• [WHAT YOU WILL DO]: Reproduce the entire listing word for word.

===== EXTRACTED MATERIAL =====

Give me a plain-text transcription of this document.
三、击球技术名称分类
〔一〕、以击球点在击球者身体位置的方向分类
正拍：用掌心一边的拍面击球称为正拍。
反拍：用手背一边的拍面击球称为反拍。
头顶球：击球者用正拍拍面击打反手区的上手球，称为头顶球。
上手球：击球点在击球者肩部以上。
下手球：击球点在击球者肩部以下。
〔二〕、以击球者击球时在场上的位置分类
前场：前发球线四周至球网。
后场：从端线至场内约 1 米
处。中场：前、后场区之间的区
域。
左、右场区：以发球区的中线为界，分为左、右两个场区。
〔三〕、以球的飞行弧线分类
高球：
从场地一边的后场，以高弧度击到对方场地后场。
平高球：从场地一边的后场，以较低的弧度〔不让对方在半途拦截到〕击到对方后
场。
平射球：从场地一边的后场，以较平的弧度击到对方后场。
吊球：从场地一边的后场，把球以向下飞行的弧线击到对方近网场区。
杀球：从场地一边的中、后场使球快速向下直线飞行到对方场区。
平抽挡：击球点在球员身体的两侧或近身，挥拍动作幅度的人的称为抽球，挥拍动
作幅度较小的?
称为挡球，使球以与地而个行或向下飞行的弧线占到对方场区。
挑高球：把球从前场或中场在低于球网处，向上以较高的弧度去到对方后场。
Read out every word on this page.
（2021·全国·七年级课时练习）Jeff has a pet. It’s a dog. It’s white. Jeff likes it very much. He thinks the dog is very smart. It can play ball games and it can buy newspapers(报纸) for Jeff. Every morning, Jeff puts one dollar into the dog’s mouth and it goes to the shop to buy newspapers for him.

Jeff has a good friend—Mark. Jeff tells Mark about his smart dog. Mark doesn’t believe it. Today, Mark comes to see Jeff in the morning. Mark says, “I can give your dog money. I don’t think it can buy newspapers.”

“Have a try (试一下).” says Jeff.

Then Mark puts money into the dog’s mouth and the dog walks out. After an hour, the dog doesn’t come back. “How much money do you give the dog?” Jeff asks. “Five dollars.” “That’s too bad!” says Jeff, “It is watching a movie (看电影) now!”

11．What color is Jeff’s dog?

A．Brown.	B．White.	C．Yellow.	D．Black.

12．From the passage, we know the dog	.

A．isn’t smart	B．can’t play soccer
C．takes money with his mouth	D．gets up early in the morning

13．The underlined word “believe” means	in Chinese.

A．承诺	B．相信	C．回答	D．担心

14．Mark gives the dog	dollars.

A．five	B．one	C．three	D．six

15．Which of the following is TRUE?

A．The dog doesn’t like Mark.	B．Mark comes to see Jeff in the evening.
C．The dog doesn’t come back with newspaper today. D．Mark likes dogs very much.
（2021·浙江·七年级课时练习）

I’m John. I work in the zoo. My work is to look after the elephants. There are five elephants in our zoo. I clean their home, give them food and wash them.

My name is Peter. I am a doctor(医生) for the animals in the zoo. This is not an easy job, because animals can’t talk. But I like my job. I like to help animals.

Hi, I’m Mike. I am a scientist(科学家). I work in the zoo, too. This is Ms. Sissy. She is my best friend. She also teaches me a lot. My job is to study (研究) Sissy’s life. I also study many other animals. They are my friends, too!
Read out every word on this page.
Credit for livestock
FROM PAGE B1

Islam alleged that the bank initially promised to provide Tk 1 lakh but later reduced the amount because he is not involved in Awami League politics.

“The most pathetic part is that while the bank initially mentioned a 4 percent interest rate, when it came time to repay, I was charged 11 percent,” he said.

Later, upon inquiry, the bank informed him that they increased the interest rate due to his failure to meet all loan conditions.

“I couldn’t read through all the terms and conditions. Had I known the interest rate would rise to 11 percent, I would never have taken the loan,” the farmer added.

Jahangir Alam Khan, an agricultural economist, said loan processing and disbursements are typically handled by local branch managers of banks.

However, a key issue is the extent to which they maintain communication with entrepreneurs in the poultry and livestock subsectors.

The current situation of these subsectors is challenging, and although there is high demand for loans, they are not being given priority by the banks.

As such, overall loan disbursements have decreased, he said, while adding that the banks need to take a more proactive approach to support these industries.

=====

• [OUTPUT BELOW]:
Give me a plain-text transcription of this document.
三、击球技术名称分类
〔一〕、以击球点在击球者身体位置的方向分类
正拍：用掌心一边的拍面击球称为正拍。
反拍：用手背一边的拍面击球称为反拍。
头顶球：击球者用正拍拍面击打反手区的上手球，称为头顶球。
上手球：击球点在击球者肩部以上。
下手球：击球点在击球者肩部以下。
〔二〕、以击球者击球时在场上的位置分类
前场：前发球线四周至球网。
后场：从端线至场内约 1 米
处。中场：前、后场区之间的区
域。
左、右场区：以发球区的中线为界，分为左、右两个场区。
〔三〕、以球的飞行弧线分类
高球：
从场地一边的后场，以高弧度击到对方场地后场。
平高球：从场地一边的后场，以较低的弧度〔不让对方在半途拦截到〕击到对方后
场。
平射球：从场地一边的后场，以较平的弧度击到对方后场。
吊球：从场地一边的后场，把球以向下飞行的弧线击到对方近网场区。
杀球：从场地一边的中、后场使球快速向下直线飞行到对方场区。
平抽挡：击球点在球员身体的两侧或近身，挥拍动作幅度的人的称为抽球，挥拍动
作幅度较小的?
称为挡球，使球以与地而个行或向下飞行的弧线占到对方场区。
挑高球：把球从前场或中场在低于球网处，向上以较高的弧度去到对方后场。
Read out every word on this page.
（2021·全国·七年级课时练习）Jeff has a pet. It’s a dog. It’s white. Jeff likes it very much. He thinks the dog is very smart. It can play ball games and it can buy newspapers(报纸) for Jeff. Every morning, Jeff puts one dollar into the dog’s mouth and it goes to the shop to buy newspapers for him.

Jeff has a good friend—Mark. Jeff tells Mark about his smart dog. Mark doesn’t believe it. Today, Mark comes to see Jeff in the morning. Mark says, “I can give your dog money. I don’t think it can buy newspapers.”

“Have a try (试一下).” says Jeff.

Then Mark puts money into the dog’s mouth and the dog walks out. After an hour, the dog doesn’t come back. “How much money do you give the dog?” Jeff asks. “Five dollars.” “That’s too bad!” says Jeff, “It is watching a movie (看电影) now!”

11．What color is Jeff’s dog?

A．Brown.	B．White.	C．Yellow.	D．Black.

12．From the passage, we know the dog	.

A．isn’t smart	B．can’t play soccer
C．takes money with his mouth	D．gets up early in the morning

13．The underlined word “believe” means	in Chinese.

A．承诺	B．相信	C．回答	D．担心

14．Mark gives the dog	dollars.

A．five	B．one	C．three	D．six

15．Which of the following is TRUE?

A．The dog doesn’t like Mark.	B．Mark comes to see Jeff in the evening.
C．The dog doesn’t come back with newspaper today. D．Mark likes dogs very much.
（2021·浙江·七年级课时练习）

I’m John. I work in the zoo. My work is to look after the elephants. There are five elephants in our zoo. I clean their home, give them food and wash them.

My name is Peter. I am a doctor(医生) for the animals in the zoo. This is not an easy job, because animals can’t talk. But I like my job. I like to help animals.

Hi, I’m Mike. I am a scientist(科学家). I work in the zoo, too. This is Ms. Sissy. She is my best friend. She also teaches me a lot. My job is to study (研究) Sissy’s life. I also study many other animals. They are my friends, too!
Read out every word on this page.
Credit for livestock
FROM PAGE B1

Islam alleged that the bank initially promised to provide Tk 1 lakh but later reduced the amount because he is not involved in Awami League politics.

“The most pathetic part is that while the bank initially mentioned a 4 percent interest rate, when it came time to repay, I was charged 11 percent,” he said.

Later, upon inquiry, the bank informed him that they increased the interest rate due to his failure to meet all loan conditions.

“I couldn’t read through all the terms and conditions. Had I known the interest rate would rise to 11 percent, I would never have taken the loan,” the farmer added.

Jahangir Alam Khan, an agricultural economist, said loan processing and disbursements are typically handled by local branch managers of banks.

However, a key issue is the extent to which they maintain communication with entrepreneurs in the poultry and livestock subsectors.

The current situation of these subsectors is challenging, and although there is high demand for loans, they are not being given priority by the banks.

As such, overall loan disbursements have decreased, he said, while adding that the banks need to take a more proactive approach to support these industries.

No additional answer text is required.